Items from a figure collection
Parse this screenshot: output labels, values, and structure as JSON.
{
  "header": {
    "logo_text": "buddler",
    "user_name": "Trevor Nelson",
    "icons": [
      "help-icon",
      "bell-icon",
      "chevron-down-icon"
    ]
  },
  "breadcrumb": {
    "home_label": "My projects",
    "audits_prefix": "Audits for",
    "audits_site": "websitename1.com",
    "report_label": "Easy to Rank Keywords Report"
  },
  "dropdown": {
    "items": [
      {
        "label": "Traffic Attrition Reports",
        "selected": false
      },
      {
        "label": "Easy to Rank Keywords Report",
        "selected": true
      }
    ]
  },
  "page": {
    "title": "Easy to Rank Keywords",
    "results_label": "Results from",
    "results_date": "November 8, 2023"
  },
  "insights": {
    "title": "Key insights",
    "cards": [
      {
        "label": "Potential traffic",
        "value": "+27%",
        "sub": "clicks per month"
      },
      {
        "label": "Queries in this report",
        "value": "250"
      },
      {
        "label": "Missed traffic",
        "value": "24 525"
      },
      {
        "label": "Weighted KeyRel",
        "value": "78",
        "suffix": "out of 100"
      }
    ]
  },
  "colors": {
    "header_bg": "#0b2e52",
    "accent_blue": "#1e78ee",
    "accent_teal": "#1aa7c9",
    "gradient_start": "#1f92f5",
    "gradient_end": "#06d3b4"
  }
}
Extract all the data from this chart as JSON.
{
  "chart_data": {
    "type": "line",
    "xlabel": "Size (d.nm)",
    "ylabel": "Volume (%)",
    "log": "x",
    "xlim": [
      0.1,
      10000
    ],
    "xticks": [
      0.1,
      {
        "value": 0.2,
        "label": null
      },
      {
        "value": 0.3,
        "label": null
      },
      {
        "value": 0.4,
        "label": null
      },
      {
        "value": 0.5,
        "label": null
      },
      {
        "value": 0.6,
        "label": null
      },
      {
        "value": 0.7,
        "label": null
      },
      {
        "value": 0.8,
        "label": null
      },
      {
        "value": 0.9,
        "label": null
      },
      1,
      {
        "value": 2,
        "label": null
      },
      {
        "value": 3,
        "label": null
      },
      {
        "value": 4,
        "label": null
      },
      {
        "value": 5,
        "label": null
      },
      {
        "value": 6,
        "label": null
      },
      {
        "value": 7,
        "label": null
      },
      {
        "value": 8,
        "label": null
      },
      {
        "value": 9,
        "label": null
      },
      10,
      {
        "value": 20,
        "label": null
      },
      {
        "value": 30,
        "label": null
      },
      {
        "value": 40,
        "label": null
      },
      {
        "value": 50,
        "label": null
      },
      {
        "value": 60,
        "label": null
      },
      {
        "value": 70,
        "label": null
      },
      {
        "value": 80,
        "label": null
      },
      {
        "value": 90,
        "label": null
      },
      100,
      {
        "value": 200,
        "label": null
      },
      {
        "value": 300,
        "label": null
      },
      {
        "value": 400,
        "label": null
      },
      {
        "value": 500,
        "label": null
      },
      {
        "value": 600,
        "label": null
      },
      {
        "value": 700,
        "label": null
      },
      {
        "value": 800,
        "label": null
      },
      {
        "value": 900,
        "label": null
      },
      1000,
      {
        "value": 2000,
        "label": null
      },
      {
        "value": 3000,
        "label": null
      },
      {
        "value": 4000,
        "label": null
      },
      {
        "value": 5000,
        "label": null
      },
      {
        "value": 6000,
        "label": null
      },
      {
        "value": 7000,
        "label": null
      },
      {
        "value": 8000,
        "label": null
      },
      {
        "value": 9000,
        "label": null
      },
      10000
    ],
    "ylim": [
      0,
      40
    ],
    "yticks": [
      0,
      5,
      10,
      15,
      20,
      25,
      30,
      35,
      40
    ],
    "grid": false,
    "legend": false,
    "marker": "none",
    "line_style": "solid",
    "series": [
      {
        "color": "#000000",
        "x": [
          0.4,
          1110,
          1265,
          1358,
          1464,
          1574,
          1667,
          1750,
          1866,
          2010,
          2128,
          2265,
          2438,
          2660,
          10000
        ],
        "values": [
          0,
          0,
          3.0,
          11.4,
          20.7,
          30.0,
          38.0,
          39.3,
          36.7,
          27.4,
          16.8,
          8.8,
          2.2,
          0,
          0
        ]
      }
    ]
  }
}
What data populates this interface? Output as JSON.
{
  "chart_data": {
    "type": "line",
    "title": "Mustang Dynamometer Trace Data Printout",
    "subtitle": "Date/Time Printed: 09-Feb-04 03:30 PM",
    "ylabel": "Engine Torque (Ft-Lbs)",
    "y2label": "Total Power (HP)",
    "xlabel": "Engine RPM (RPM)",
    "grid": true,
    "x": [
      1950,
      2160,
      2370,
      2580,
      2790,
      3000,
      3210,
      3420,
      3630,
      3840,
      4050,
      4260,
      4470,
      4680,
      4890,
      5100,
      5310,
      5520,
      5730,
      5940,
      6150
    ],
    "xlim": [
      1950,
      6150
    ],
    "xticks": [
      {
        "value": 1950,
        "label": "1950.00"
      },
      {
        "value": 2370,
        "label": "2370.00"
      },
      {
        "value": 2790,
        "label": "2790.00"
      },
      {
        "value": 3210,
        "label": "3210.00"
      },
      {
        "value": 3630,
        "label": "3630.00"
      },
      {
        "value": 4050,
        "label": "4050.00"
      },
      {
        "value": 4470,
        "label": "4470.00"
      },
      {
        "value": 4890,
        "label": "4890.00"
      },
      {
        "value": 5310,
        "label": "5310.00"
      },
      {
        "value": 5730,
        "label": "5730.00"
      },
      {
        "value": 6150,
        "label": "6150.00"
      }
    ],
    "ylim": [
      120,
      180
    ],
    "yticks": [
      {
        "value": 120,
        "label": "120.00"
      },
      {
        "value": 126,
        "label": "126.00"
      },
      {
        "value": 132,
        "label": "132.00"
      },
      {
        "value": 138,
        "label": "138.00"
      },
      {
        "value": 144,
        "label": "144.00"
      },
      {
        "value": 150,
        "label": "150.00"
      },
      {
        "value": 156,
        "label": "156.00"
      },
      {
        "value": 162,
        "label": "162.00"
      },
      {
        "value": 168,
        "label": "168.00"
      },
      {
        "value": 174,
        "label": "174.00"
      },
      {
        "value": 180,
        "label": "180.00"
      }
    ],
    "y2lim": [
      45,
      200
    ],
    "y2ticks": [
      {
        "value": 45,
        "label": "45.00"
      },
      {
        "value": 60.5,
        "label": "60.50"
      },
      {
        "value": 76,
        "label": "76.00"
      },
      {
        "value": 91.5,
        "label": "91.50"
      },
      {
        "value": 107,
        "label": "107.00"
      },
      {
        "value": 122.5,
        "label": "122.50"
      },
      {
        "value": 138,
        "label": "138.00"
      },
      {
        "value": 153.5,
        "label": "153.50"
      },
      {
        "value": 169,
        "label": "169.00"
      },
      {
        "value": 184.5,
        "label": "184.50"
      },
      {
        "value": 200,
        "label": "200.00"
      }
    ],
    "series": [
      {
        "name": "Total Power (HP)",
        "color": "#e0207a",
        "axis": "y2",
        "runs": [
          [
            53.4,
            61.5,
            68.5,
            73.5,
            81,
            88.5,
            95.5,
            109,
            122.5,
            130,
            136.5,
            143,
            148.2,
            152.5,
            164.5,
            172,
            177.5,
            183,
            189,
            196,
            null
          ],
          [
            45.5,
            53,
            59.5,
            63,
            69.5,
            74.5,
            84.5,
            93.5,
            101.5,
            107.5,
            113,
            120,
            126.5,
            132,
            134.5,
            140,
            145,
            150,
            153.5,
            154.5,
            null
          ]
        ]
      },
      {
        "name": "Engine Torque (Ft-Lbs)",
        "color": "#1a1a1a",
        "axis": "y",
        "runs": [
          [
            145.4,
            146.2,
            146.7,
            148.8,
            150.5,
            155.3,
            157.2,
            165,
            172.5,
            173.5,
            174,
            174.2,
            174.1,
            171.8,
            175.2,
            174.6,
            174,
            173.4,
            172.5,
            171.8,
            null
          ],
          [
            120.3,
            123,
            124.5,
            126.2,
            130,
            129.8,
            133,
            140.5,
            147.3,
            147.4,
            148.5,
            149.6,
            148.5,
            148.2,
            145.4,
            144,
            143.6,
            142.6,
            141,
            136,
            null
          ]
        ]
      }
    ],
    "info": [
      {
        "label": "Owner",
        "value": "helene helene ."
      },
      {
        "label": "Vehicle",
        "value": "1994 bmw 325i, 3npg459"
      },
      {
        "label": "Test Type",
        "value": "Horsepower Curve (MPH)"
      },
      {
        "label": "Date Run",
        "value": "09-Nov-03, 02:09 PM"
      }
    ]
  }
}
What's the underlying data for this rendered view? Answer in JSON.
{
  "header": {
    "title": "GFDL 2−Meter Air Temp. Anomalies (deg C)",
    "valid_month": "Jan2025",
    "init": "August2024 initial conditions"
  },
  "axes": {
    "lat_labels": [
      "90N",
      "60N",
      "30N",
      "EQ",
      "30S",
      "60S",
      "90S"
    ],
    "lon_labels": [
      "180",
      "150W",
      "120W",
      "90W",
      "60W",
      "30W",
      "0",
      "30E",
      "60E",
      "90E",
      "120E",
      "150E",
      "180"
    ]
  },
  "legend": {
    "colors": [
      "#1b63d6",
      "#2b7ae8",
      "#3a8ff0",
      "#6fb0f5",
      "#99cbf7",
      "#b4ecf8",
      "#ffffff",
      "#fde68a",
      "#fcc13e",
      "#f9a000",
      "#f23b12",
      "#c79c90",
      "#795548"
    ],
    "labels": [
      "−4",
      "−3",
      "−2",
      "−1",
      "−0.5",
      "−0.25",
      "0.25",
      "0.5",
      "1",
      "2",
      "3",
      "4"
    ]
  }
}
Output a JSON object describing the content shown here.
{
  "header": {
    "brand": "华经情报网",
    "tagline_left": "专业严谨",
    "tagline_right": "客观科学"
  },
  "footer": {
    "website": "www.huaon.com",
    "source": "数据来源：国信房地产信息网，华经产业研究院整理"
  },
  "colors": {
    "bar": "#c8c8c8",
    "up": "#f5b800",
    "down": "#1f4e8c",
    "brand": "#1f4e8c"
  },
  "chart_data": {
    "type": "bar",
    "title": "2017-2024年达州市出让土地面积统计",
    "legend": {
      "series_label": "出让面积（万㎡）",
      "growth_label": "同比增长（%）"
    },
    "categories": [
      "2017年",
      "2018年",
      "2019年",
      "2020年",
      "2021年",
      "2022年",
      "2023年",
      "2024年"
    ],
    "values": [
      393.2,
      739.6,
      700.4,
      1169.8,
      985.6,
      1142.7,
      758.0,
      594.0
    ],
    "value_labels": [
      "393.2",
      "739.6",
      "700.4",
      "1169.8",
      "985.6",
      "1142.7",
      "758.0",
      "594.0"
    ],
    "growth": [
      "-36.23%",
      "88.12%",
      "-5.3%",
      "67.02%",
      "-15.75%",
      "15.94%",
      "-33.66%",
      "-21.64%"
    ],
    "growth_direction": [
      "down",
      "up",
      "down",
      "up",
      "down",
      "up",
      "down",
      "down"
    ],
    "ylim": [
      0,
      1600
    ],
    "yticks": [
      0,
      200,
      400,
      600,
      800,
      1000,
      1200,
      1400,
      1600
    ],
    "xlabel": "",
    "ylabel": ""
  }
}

> _What is required_:
Check each line of the records for "values" and copy the ones that contain it.

> _Solution for this exercise_:
Parse this screenshot: output labels, values, and structure as JSON.
        "values": [
    "values": [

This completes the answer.